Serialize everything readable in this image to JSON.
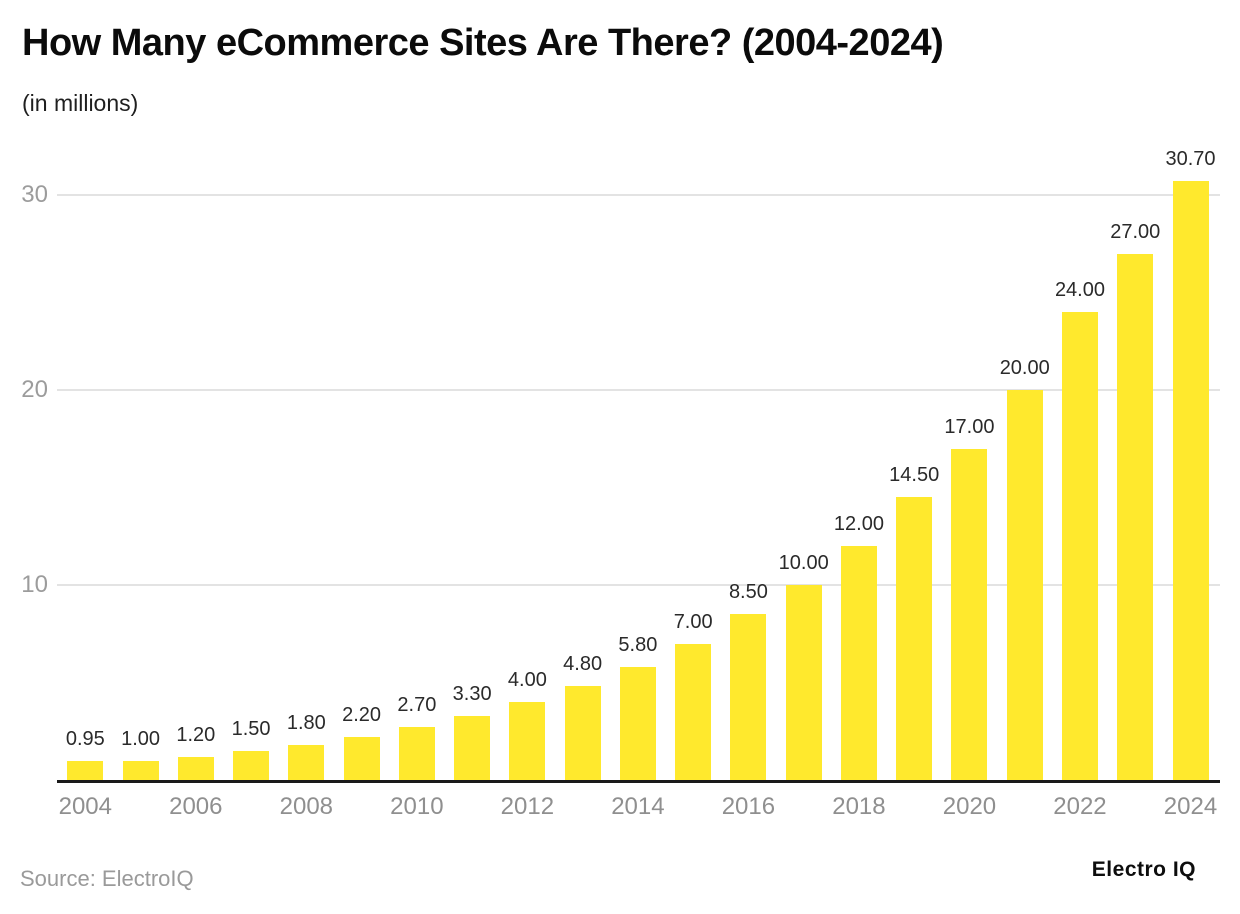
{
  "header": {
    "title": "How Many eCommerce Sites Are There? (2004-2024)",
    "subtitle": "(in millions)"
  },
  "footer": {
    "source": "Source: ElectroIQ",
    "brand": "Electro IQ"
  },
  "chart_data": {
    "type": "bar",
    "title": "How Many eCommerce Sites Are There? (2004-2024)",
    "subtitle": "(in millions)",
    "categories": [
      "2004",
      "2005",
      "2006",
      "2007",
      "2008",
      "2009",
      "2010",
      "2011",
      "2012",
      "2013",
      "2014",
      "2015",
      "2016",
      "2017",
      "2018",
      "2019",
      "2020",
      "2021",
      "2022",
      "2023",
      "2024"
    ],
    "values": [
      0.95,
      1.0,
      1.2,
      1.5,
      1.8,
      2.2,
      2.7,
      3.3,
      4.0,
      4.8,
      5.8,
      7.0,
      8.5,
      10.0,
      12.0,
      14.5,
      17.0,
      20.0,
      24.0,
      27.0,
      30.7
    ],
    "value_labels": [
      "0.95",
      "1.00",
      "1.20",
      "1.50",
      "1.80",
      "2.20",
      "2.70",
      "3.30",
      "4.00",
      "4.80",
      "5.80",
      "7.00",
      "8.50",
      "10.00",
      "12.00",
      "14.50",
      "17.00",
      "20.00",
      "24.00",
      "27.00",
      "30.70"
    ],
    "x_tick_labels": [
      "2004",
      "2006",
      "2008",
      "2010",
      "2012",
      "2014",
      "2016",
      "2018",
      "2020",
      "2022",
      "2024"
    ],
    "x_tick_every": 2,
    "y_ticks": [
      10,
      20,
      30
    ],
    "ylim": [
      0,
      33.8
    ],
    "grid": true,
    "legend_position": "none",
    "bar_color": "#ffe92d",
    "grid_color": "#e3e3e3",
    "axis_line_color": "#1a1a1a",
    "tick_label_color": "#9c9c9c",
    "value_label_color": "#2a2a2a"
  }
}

◆ **Request**
Copy the material exactly. Do not include the pictures.

◆ **Problem solution**
Serialize everything readable in this image to JSON.
{
  "header": {
    "title": "How Many eCommerce Sites Are There? (2004-2024)",
    "subtitle": "(in millions)"
  },
  "footer": {
    "source": "Source: ElectroIQ",
    "brand": "Electro IQ"
  },
  "chart_data": {
    "type": "bar",
    "title": "How Many eCommerce Sites Are There? (2004-2024)",
    "subtitle": "(in millions)",
    "categories": [
      "2004",
      "2005",
      "2006",
      "2007",
      "2008",
      "2009",
      "2010",
      "2011",
      "2012",
      "2013",
      "2014",
      "2015",
      "2016",
      "2017",
      "2018",
      "2019",
      "2020",
      "2021",
      "2022",
      "2023",
      "2024"
    ],
    "values": [
      0.95,
      1.0,
      1.2,
      1.5,
      1.8,
      2.2,
      2.7,
      3.3,
      4.0,
      4.8,
      5.8,
      7.0,
      8.5,
      10.0,
      12.0,
      14.5,
      17.0,
      20.0,
      24.0,
      27.0,
      30.7
    ],
    "value_labels": [
      "0.95",
      "1.00",
      "1.20",
      "1.50",
      "1.80",
      "2.20",
      "2.70",
      "3.30",
      "4.00",
      "4.80",
      "5.80",
      "7.00",
      "8.50",
      "10.00",
      "12.00",
      "14.50",
      "17.00",
      "20.00",
      "24.00",
      "27.00",
      "30.70"
    ],
    "x_tick_labels": [
      "2004",
      "2006",
      "2008",
      "2010",
      "2012",
      "2014",
      "2016",
      "2018",
      "2020",
      "2022",
      "2024"
    ],
    "x_tick_every": 2,
    "y_ticks": [
      10,
      20,
      30
    ],
    "ylim": [
      0,
      33.8
    ],
    "grid": true,
    "legend_position": "none",
    "bar_color": "#ffe92d",
    "grid_color": "#e3e3e3",
    "axis_line_color": "#1a1a1a",
    "tick_label_color": "#9c9c9c",
    "value_label_color": "#2a2a2a"
  }
}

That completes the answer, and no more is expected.